**Requirements**
Exactly as written, quote every line that follows, skipping the images.

**Entries shown**
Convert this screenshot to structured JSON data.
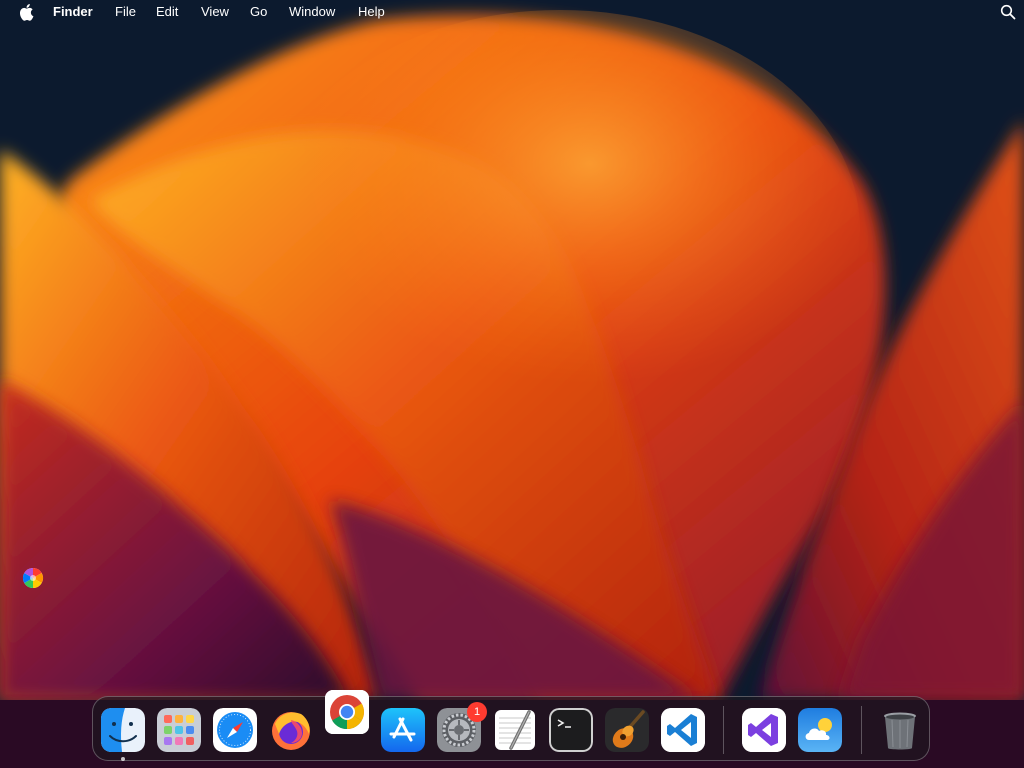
{
  "menubar": {
    "app_name": "Finder",
    "menus": [
      "File",
      "Edit",
      "View",
      "Go",
      "Window",
      "Help"
    ],
    "icons": {
      "apple": "apple-logo-icon",
      "search": "spotlight-search-icon"
    }
  },
  "desktop": {
    "widget_icon": "color-wheel-icon"
  },
  "dock": {
    "items": [
      {
        "id": "finder",
        "icon": "finder-icon"
      },
      {
        "id": "launchpad",
        "icon": "launchpad-icon"
      },
      {
        "id": "safari",
        "icon": "safari-icon"
      },
      {
        "id": "firefox",
        "icon": "firefox-icon"
      },
      {
        "id": "chrome",
        "icon": "chrome-icon"
      },
      {
        "id": "app-store",
        "icon": "app-store-icon"
      },
      {
        "id": "system-settings",
        "icon": "gear-icon",
        "badge": "1"
      },
      {
        "id": "textedit",
        "icon": "textedit-icon"
      },
      {
        "id": "terminal",
        "icon": "terminal-icon"
      },
      {
        "id": "garageband",
        "icon": "garageband-icon"
      },
      {
        "id": "vscode",
        "icon": "vscode-icon"
      },
      {
        "id": "visual-studio",
        "icon": "visual-studio-icon"
      },
      {
        "id": "weather",
        "icon": "weather-icon"
      },
      {
        "id": "trash",
        "icon": "trash-icon"
      }
    ]
  },
  "colors": {
    "dock_background": "#1c181e",
    "badge": "#ff3b30",
    "wallpaper_dark": "#0c1a2e",
    "wallpaper_orange": "#f26a10",
    "wallpaper_magenta": "#5a1040"
  }
}
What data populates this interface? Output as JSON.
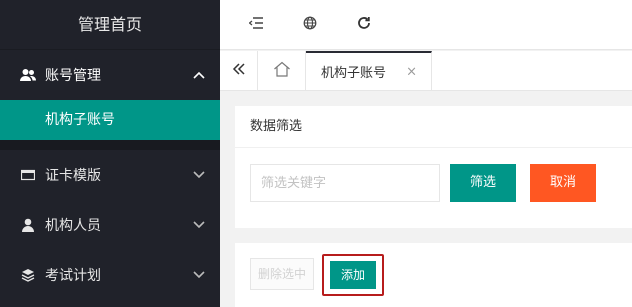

**Finished answer**
Convert this screenshot to structured JSON data.
{
  "menubar": {
    "app_name": "Finder",
    "menus": [
      "File",
      "Edit",
      "View",
      "Go",
      "Window",
      "Help"
    ],
    "icons": {
      "apple": "apple-logo-icon",
      "search": "spotlight-search-icon"
    }
  },
  "desktop": {
    "widget_icon": "color-wheel-icon"
  },
  "dock": {
    "items": [
      {
        "id": "finder",
        "icon": "finder-icon"
      },
      {
        "id": "launchpad",
        "icon": "launchpad-icon"
      },
      {
        "id": "safari",
        "icon": "safari-icon"
      },
      {
        "id": "firefox",
        "icon": "firefox-icon"
      },
      {
        "id": "chrome",
        "icon": "chrome-icon"
      },
      {
        "id": "app-store",
        "icon": "app-store-icon"
      },
      {
        "id": "system-settings",
        "icon": "gear-icon",
        "badge": "1"
      },
      {
        "id": "textedit",
        "icon": "textedit-icon"
      },
      {
        "id": "terminal",
        "icon": "terminal-icon"
      },
      {
        "id": "garageband",
        "icon": "garageband-icon"
      },
      {
        "id": "vscode",
        "icon": "vscode-icon"
      },
      {
        "id": "visual-studio",
        "icon": "visual-studio-icon"
      },
      {
        "id": "weather",
        "icon": "weather-icon"
      },
      {
        "id": "trash",
        "icon": "trash-icon"
      }
    ]
  },
  "colors": {
    "dock_background": "#1c181e",
    "badge": "#ff3b30",
    "wallpaper_dark": "#0c1a2e",
    "wallpaper_orange": "#f26a10",
    "wallpaper_magenta": "#5a1040"
  }
}
What data populates this interface? Output as JSON.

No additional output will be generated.